### SHORT PROBLEM
In the listing below, identify each line with the word "ylabel" and return those lines.

.....

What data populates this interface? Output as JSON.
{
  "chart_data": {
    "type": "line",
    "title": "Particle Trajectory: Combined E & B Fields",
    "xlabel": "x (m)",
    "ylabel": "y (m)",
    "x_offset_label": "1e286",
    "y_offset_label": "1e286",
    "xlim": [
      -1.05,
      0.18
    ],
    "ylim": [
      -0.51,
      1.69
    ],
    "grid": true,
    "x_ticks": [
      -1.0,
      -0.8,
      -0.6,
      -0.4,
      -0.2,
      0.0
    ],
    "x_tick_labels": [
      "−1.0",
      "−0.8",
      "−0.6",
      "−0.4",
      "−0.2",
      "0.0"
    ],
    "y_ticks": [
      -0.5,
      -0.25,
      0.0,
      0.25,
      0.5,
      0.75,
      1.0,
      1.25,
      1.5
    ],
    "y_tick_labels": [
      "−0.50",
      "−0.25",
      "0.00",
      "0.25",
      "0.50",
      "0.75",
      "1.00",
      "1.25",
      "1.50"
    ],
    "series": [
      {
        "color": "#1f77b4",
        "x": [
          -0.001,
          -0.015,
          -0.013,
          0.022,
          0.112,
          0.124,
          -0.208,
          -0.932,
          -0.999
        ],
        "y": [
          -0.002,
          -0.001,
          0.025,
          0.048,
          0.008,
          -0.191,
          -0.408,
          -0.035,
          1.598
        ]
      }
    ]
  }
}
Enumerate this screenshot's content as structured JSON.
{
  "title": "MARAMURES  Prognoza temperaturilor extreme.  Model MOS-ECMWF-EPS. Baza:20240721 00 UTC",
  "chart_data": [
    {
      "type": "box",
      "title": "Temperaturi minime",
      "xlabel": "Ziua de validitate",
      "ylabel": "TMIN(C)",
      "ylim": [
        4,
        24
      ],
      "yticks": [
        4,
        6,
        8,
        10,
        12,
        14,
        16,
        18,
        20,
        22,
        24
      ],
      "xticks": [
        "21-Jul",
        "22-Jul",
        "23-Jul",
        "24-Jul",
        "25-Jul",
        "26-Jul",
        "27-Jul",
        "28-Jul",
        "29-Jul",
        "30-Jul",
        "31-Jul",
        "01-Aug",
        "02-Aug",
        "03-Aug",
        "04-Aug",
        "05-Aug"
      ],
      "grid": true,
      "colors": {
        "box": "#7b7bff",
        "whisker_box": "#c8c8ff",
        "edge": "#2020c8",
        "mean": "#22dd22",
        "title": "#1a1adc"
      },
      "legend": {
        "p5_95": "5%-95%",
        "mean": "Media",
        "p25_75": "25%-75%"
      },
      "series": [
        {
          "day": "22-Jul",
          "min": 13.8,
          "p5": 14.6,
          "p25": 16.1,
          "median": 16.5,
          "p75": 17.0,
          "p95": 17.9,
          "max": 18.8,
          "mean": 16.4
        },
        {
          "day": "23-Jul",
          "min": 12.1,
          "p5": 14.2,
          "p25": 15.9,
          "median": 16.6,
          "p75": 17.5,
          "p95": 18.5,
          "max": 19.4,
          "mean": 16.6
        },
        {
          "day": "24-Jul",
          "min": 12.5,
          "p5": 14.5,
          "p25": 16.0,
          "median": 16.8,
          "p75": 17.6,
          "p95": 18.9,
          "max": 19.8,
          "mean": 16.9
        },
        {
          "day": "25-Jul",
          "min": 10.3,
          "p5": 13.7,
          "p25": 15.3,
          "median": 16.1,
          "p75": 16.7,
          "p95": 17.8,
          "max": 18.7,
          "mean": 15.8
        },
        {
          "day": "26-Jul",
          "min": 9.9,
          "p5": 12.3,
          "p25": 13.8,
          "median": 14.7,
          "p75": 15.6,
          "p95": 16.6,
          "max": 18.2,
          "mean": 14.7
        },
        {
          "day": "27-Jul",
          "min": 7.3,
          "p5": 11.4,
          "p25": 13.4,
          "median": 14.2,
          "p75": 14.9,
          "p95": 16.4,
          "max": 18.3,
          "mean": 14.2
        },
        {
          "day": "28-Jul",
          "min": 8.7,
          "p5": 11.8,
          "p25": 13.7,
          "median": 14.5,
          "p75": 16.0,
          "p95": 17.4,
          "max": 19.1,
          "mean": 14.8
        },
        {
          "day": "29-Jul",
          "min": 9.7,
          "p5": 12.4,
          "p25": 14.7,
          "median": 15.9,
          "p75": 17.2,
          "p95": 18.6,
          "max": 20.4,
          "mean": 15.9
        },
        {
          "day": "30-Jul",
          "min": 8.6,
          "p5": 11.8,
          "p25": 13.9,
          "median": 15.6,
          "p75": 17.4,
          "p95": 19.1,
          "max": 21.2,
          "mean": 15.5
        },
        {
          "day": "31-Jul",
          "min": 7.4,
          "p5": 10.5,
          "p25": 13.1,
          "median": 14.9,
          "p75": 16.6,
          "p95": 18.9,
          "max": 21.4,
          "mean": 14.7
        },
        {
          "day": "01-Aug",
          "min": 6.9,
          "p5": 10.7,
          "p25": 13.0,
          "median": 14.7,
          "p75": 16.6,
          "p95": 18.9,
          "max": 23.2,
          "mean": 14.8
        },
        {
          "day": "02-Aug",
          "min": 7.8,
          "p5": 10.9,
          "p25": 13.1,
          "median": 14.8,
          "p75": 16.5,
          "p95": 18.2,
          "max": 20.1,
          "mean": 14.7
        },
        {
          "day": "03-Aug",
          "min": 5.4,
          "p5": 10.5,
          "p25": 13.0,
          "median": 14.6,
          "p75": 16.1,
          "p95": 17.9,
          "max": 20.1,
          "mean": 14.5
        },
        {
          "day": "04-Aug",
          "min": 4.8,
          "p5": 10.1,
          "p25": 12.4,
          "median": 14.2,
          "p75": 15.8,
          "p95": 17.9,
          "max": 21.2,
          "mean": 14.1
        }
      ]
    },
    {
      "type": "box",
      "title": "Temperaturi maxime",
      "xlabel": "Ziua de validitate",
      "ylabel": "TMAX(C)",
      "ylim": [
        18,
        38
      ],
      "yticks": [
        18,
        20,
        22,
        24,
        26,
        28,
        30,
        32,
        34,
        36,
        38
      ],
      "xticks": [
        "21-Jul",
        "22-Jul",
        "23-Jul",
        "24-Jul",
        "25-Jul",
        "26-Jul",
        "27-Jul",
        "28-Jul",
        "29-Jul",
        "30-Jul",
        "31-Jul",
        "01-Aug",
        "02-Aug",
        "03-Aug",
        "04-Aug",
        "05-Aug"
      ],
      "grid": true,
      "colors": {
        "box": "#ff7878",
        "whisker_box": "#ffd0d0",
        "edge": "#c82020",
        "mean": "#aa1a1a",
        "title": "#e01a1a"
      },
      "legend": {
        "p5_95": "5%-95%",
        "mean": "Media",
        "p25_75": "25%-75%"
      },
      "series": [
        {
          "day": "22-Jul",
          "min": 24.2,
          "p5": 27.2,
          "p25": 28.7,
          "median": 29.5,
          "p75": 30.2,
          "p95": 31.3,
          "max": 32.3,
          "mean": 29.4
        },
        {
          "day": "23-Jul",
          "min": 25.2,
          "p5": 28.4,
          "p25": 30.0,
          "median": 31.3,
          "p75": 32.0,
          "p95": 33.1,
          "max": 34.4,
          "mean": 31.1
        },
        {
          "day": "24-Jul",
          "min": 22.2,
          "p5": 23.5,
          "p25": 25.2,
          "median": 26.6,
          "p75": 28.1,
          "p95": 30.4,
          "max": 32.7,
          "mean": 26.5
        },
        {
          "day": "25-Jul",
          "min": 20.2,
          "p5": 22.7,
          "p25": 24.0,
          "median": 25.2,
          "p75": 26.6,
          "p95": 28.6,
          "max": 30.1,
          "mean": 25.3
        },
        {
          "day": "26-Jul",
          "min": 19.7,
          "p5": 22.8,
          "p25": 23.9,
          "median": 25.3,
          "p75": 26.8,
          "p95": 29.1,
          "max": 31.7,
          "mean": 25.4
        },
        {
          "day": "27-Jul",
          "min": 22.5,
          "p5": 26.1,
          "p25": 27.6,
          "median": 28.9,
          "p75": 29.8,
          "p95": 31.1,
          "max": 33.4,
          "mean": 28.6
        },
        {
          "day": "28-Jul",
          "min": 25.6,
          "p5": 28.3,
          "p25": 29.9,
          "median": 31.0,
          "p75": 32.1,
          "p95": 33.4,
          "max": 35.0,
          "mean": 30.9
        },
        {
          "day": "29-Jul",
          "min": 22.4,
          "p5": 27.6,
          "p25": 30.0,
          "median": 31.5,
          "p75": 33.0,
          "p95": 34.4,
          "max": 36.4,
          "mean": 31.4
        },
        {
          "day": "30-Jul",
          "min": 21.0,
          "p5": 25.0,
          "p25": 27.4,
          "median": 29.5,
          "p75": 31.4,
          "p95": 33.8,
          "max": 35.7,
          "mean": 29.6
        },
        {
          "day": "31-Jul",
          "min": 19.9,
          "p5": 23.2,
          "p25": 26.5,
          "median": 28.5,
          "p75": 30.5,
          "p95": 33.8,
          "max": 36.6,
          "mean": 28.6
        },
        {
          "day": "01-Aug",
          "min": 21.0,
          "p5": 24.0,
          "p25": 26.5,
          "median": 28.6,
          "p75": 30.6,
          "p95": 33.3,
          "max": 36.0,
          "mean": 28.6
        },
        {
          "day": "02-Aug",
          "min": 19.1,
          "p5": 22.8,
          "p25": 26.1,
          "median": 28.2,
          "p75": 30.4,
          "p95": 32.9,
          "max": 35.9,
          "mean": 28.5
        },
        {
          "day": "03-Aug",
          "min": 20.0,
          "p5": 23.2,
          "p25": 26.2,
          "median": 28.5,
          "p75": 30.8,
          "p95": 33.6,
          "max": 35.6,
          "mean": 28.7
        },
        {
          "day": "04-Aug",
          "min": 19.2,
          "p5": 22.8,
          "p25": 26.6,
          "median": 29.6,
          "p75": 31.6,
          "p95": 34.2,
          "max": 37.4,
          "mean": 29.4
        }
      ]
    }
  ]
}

.....

### RESULT OF THIS EXERCISE
    "ylabel": "y (m)",
      "ylabel": "TMIN(C)",
      "ylabel": "TMAX(C)",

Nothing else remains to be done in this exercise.